Set down each entry from the block beneath, exactly as written.

----- Exercise data -----

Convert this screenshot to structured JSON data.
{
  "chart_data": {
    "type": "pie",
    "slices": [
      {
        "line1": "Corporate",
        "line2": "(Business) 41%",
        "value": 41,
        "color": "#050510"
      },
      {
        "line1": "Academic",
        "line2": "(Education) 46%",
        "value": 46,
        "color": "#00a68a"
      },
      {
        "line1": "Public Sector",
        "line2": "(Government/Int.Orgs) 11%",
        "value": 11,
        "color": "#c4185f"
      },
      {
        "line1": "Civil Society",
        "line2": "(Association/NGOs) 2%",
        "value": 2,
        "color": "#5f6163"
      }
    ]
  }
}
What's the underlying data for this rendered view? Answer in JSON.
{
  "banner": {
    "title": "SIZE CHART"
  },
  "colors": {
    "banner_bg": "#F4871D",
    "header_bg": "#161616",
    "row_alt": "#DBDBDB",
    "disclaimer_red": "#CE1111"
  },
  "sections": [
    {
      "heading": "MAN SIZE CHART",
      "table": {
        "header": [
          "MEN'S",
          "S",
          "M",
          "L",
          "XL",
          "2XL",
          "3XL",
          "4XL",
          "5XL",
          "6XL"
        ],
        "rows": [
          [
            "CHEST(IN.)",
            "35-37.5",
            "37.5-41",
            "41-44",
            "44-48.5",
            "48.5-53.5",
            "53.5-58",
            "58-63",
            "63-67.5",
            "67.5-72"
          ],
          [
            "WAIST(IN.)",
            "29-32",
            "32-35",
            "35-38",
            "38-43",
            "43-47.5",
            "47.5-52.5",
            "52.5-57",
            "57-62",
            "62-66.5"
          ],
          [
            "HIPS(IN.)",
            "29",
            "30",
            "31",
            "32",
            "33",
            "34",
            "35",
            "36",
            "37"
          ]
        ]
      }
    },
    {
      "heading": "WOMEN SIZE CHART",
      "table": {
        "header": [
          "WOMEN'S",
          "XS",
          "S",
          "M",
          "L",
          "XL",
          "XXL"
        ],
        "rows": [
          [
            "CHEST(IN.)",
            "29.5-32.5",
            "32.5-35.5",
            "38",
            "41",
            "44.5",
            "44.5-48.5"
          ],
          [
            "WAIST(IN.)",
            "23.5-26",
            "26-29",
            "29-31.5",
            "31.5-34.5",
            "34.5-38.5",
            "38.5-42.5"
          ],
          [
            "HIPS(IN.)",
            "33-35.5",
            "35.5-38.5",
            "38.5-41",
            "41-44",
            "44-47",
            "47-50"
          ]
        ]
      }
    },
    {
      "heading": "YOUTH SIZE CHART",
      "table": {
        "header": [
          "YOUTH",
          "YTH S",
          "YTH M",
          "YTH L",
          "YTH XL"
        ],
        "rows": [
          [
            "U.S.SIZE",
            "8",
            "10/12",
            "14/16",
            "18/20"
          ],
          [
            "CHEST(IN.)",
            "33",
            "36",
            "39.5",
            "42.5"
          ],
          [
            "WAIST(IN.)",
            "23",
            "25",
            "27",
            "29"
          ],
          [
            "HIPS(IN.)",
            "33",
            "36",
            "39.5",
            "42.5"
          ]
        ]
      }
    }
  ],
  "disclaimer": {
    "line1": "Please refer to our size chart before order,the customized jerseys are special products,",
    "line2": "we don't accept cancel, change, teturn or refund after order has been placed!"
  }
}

-----

§ Result below
Convert this screenshot to structured JSON data.
{
  "chart_data": {
    "type": "pie",
    "slices": [
      {
        "line1": "Corporate",
        "line2": "(Business) 41%",
        "value": 41,
        "color": "#050510"
      },
      {
        "line1": "Academic",
        "line2": "(Education) 46%",
        "value": 46,
        "color": "#00a68a"
      },
      {
        "line1": "Public Sector",
        "line2": "(Government/Int.Orgs) 11%",
        "value": 11,
        "color": "#c4185f"
      },
      {
        "line1": "Civil Society",
        "line2": "(Association/NGOs) 2%",
        "value": 2,
        "color": "#5f6163"
      }
    ]
  }
}
What's the underlying data for this rendered view? Answer in JSON.
{
  "banner": {
    "title": "SIZE CHART"
  },
  "colors": {
    "banner_bg": "#F4871D",
    "header_bg": "#161616",
    "row_alt": "#DBDBDB",
    "disclaimer_red": "#CE1111"
  },
  "sections": [
    {
      "heading": "MAN SIZE CHART",
      "table": {
        "header": [
          "MEN'S",
          "S",
          "M",
          "L",
          "XL",
          "2XL",
          "3XL",
          "4XL",
          "5XL",
          "6XL"
        ],
        "rows": [
          [
            "CHEST(IN.)",
            "35-37.5",
            "37.5-41",
            "41-44",
            "44-48.5",
            "48.5-53.5",
            "53.5-58",
            "58-63",
            "63-67.5",
            "67.5-72"
          ],
          [
            "WAIST(IN.)",
            "29-32",
            "32-35",
            "35-38",
            "38-43",
            "43-47.5",
            "47.5-52.5",
            "52.5-57",
            "57-62",
            "62-66.5"
          ],
          [
            "HIPS(IN.)",
            "29",
            "30",
            "31",
            "32",
            "33",
            "34",
            "35",
            "36",
            "37"
          ]
        ]
      }
    },
    {
      "heading": "WOMEN SIZE CHART",
      "table": {
        "header": [
          "WOMEN'S",
          "XS",
          "S",
          "M",
          "L",
          "XL",
          "XXL"
        ],
        "rows": [
          [
            "CHEST(IN.)",
            "29.5-32.5",
            "32.5-35.5",
            "38",
            "41",
            "44.5",
            "44.5-48.5"
          ],
          [
            "WAIST(IN.)",
            "23.5-26",
            "26-29",
            "29-31.5",
            "31.5-34.5",
            "34.5-38.5",
            "38.5-42.5"
          ],
          [
            "HIPS(IN.)",
            "33-35.5",
            "35.5-38.5",
            "38.5-41",
            "41-44",
            "44-47",
            "47-50"
          ]
        ]
      }
    },
    {
      "heading": "YOUTH SIZE CHART",
      "table": {
        "header": [
          "YOUTH",
          "YTH S",
          "YTH M",
          "YTH L",
          "YTH XL"
        ],
        "rows": [
          [
            "U.S.SIZE",
            "8",
            "10/12",
            "14/16",
            "18/20"
          ],
          [
            "CHEST(IN.)",
            "33",
            "36",
            "39.5",
            "42.5"
          ],
          [
            "WAIST(IN.)",
            "23",
            "25",
            "27",
            "29"
          ],
          [
            "HIPS(IN.)",
            "33",
            "36",
            "39.5",
            "42.5"
          ]
        ]
      }
    }
  ],
  "disclaimer": {
    "line1": "Please refer to our size chart before order,the customized jerseys are special products,",
    "line2": "we don't accept cancel, change, teturn or refund after order has been placed!"
  }
}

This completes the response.